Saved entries

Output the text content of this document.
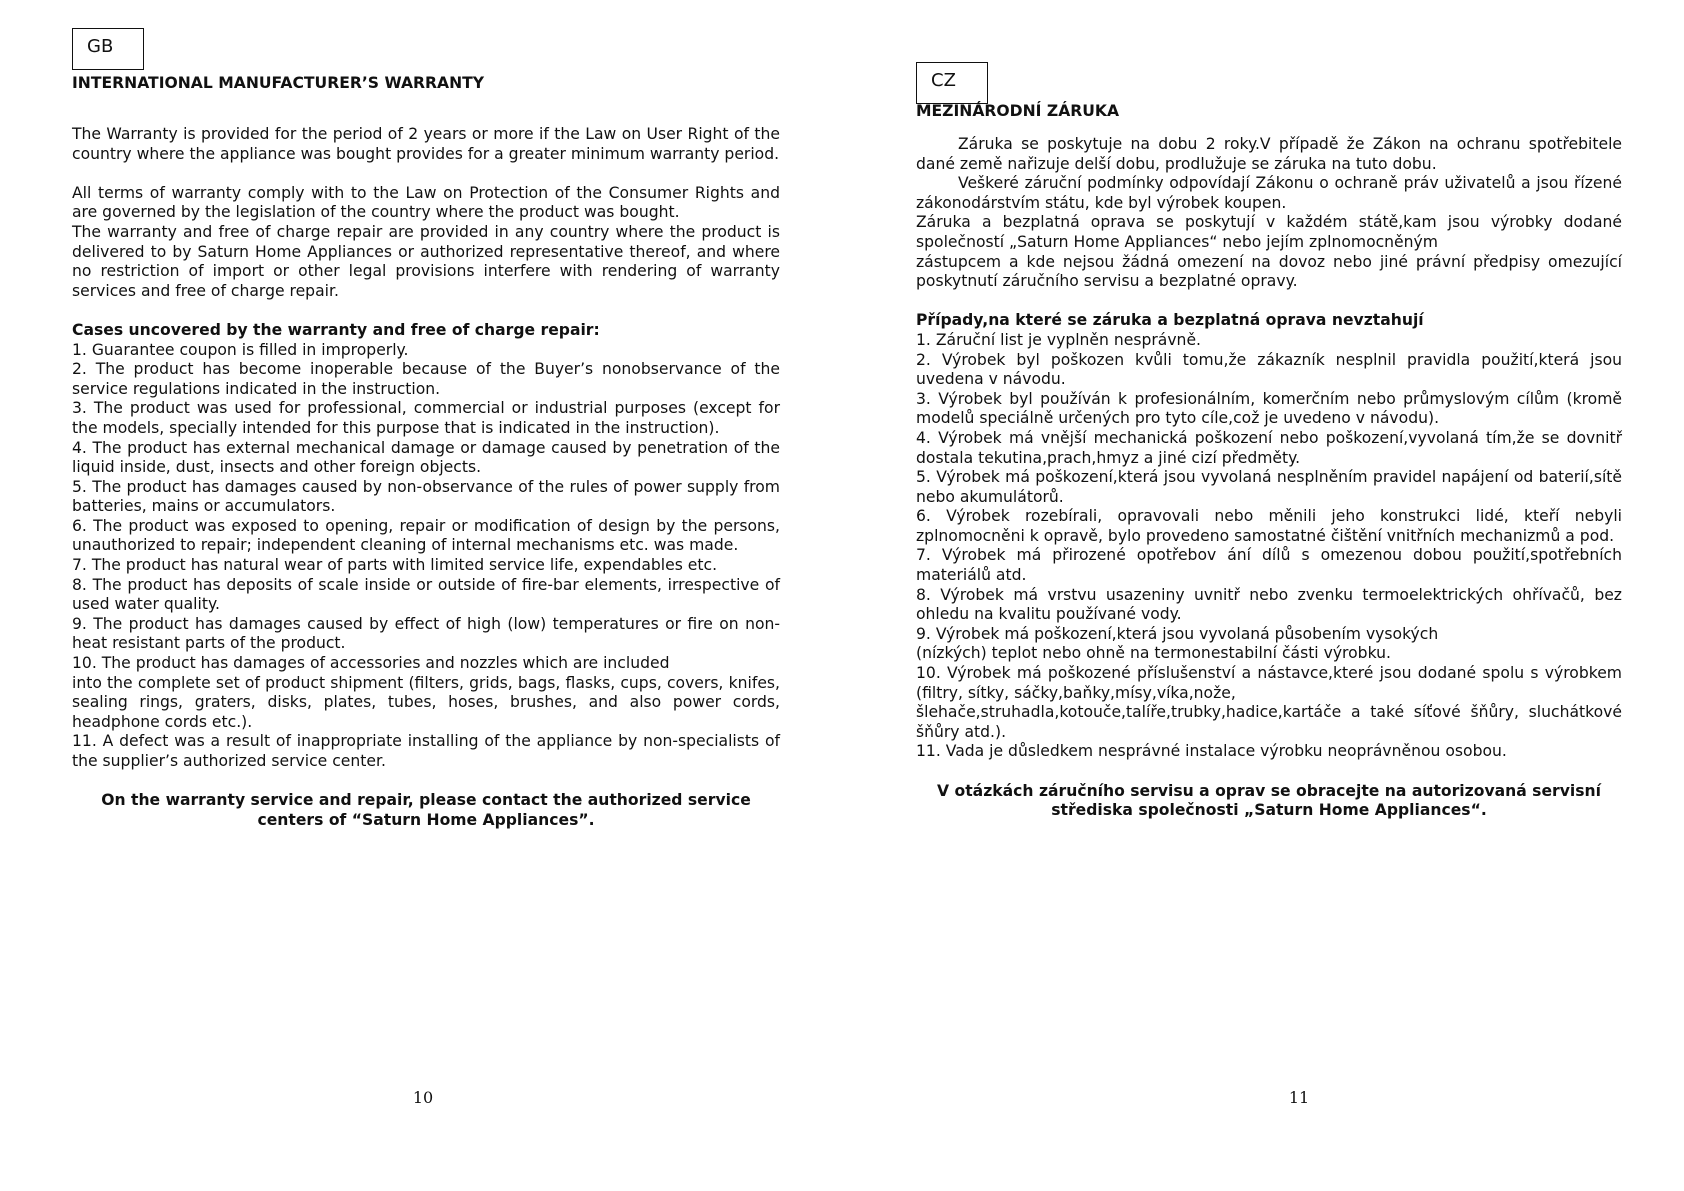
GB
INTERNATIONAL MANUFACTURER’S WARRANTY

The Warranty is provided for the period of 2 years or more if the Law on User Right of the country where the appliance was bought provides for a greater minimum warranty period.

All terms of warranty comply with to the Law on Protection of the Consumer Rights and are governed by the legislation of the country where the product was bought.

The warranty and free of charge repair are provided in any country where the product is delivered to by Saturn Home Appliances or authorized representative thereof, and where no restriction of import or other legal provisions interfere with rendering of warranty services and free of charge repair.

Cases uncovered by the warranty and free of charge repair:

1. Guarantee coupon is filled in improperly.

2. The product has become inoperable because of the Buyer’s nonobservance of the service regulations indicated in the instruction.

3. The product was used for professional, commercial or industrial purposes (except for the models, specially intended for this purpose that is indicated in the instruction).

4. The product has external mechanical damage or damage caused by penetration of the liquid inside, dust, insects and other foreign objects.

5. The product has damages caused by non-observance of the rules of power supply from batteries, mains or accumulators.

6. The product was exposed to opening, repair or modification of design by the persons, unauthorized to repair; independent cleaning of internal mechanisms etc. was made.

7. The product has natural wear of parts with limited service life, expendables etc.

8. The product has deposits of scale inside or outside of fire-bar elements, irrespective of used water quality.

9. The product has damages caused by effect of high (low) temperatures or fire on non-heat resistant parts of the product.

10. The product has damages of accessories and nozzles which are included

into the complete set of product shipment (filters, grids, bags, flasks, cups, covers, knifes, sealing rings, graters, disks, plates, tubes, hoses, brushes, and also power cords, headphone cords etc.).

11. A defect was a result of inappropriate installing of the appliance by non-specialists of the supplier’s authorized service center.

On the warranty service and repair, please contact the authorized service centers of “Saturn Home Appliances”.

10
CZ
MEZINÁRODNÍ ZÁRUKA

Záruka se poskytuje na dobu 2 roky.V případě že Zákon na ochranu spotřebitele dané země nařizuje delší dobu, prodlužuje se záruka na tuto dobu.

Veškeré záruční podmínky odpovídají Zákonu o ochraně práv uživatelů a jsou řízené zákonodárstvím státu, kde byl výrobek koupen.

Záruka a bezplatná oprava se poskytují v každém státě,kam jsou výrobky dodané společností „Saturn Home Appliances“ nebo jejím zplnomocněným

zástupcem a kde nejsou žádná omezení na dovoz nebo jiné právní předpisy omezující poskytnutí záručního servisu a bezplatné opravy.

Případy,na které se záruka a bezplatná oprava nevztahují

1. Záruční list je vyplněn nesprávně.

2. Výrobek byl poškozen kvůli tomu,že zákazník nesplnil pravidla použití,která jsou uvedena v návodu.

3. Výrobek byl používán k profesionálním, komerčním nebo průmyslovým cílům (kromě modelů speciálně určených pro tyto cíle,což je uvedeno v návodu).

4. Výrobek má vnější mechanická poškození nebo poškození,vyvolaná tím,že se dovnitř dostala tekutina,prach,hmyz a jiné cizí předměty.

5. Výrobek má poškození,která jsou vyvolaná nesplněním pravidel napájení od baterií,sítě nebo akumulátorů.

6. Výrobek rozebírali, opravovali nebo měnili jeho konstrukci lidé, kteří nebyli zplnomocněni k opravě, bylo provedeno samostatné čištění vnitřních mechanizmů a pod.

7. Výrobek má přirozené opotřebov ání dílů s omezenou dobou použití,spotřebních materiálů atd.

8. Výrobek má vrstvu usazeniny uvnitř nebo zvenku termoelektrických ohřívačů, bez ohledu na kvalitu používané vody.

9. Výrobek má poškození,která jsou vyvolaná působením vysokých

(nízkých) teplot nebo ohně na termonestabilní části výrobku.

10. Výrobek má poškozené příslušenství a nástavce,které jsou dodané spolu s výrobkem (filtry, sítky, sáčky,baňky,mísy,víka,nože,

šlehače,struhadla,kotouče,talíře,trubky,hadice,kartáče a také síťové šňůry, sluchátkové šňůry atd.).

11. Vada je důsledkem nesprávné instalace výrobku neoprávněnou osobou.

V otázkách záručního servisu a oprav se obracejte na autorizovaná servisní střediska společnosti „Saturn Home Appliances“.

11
---
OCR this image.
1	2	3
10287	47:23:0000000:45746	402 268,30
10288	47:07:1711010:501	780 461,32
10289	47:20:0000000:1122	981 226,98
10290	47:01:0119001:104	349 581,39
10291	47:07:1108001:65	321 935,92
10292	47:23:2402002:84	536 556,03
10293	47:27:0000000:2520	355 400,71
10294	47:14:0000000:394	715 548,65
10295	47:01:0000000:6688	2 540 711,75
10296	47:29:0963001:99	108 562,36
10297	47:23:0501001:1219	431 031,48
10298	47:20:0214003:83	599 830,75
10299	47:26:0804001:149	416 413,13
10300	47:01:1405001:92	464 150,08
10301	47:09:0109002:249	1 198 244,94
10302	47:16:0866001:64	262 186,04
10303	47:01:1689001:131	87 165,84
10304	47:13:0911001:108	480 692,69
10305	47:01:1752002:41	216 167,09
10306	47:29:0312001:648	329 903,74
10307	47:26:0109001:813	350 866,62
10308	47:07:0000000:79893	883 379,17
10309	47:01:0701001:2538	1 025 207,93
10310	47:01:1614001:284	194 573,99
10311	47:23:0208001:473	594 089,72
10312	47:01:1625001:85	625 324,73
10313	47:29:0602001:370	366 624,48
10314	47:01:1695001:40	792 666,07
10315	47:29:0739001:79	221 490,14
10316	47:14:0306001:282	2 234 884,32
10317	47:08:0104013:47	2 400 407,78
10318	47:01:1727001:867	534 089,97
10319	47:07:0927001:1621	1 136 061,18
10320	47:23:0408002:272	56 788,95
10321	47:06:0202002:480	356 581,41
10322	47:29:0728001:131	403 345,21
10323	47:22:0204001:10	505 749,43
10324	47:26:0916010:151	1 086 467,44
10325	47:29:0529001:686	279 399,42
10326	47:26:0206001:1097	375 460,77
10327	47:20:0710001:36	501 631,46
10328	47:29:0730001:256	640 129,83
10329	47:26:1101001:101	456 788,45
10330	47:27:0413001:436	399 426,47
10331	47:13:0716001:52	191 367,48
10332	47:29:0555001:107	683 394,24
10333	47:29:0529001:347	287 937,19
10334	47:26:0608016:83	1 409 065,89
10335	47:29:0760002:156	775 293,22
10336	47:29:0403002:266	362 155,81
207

= Set problem =
Go through the records and gather the lines that hold "jiné".

= Finished task =
zástupcem a kde nejsou žádná omezení na dovoz nebo jiné právní předpisy omezující poskytnutí záručního servisu a bezplatné opravy.
4. Výrobek má vnější mechanická poškození nebo poškození,vyvolaná tím,že se dovnitř dostala tekutina,prach,hmyz a jiné cizí předměty.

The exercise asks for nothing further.